Direction —
Report the count of lines below in which the string "this" occurs; include nothing else.

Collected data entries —
• • • • •

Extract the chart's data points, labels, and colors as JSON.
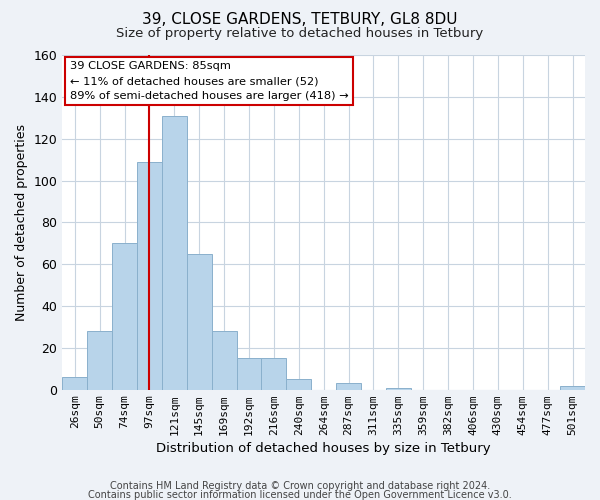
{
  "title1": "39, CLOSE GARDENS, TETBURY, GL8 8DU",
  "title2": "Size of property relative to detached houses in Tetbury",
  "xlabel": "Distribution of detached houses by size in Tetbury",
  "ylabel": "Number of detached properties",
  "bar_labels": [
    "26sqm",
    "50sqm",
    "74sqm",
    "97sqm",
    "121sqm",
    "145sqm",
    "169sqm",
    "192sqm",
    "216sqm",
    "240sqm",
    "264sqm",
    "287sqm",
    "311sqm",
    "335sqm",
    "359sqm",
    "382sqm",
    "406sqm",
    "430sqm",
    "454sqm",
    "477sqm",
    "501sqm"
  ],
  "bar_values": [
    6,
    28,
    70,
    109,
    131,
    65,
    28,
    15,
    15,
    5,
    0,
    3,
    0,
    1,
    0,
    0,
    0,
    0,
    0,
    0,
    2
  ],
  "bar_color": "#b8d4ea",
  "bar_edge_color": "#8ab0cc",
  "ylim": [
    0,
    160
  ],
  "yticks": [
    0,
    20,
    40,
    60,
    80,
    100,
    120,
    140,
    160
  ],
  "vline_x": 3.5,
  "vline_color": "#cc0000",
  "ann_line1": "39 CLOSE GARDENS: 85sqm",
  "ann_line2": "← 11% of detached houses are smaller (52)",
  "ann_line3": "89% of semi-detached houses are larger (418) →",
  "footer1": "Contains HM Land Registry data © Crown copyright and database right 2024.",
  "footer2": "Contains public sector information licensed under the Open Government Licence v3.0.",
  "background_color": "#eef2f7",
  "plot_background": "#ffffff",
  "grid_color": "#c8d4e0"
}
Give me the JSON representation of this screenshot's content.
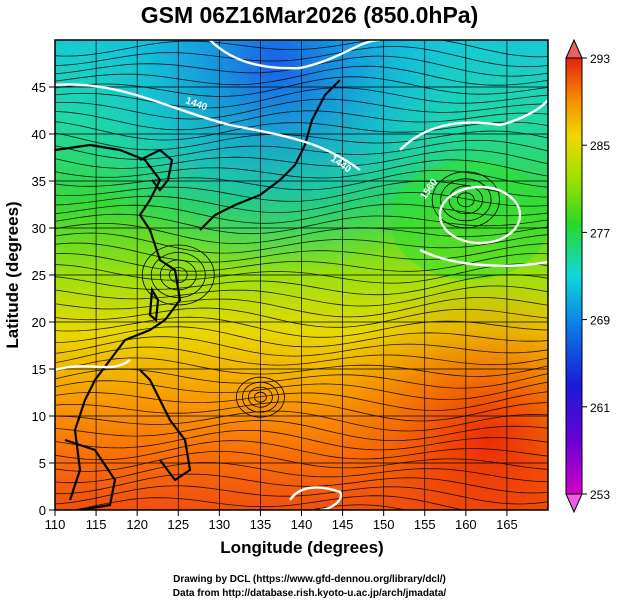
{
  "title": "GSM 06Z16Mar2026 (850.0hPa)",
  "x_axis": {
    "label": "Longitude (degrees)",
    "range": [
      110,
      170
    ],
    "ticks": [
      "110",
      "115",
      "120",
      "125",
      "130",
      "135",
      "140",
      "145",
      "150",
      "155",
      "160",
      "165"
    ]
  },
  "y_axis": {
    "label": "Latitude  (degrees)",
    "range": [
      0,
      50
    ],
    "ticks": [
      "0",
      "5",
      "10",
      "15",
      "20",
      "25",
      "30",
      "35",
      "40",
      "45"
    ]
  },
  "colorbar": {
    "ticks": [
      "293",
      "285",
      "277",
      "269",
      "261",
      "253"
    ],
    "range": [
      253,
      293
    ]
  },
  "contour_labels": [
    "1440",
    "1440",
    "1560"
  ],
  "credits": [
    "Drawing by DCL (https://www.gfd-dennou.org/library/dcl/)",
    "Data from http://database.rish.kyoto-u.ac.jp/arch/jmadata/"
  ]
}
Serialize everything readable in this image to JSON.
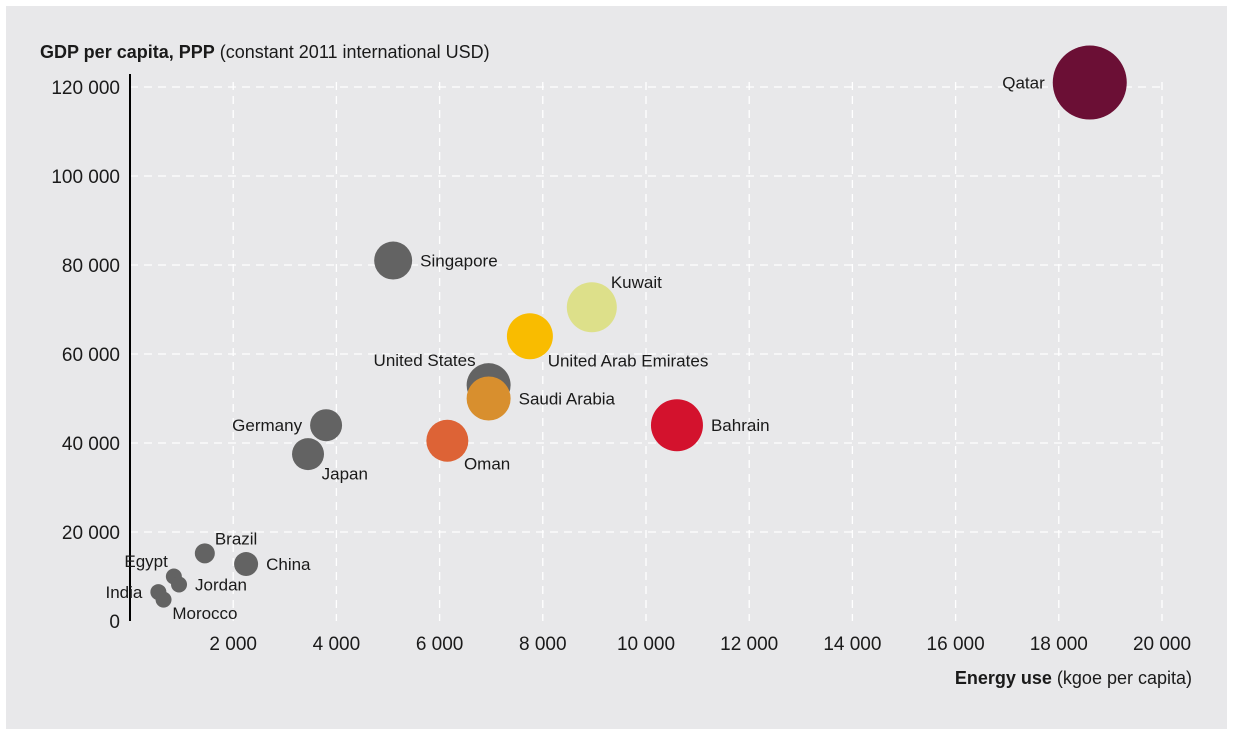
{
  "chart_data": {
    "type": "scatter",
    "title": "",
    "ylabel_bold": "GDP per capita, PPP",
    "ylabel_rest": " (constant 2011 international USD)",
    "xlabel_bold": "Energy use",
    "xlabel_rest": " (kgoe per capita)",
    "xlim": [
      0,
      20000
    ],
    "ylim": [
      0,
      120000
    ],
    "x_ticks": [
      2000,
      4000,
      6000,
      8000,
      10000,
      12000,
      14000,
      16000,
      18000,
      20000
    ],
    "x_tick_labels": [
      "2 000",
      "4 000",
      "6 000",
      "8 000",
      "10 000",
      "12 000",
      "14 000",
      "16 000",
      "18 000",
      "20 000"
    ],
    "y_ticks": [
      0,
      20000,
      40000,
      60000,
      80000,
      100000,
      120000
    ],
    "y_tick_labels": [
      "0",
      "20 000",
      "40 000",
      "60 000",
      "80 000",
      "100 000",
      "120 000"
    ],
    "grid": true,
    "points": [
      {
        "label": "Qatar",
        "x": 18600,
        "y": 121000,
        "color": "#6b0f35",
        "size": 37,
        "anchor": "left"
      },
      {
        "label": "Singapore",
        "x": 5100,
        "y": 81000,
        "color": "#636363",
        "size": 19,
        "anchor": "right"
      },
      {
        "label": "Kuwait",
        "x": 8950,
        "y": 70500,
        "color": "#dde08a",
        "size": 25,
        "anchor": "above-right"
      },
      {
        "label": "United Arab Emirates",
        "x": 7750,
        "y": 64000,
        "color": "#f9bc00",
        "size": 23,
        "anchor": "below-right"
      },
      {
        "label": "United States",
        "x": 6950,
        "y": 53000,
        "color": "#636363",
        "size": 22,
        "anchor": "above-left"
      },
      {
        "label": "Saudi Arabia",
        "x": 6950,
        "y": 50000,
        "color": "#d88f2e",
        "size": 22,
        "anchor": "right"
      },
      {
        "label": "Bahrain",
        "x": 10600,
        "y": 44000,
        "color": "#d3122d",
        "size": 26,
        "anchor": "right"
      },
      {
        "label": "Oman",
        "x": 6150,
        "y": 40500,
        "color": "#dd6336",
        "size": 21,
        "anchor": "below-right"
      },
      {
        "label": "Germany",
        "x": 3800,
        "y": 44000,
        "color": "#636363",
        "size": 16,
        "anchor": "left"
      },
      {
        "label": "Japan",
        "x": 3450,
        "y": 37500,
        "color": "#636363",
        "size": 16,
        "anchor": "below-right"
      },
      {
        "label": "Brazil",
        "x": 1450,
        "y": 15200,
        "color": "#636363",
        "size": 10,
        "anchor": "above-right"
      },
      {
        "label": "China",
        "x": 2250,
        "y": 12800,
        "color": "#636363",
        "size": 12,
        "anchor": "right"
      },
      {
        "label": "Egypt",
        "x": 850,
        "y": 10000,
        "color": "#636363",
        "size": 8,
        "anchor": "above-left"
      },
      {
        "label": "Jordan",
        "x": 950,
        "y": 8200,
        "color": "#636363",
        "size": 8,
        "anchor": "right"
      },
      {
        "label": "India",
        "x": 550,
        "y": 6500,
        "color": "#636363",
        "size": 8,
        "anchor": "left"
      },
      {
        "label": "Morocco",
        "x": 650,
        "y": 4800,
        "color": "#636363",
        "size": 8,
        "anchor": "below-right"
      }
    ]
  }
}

• • • • •

Task answer —
2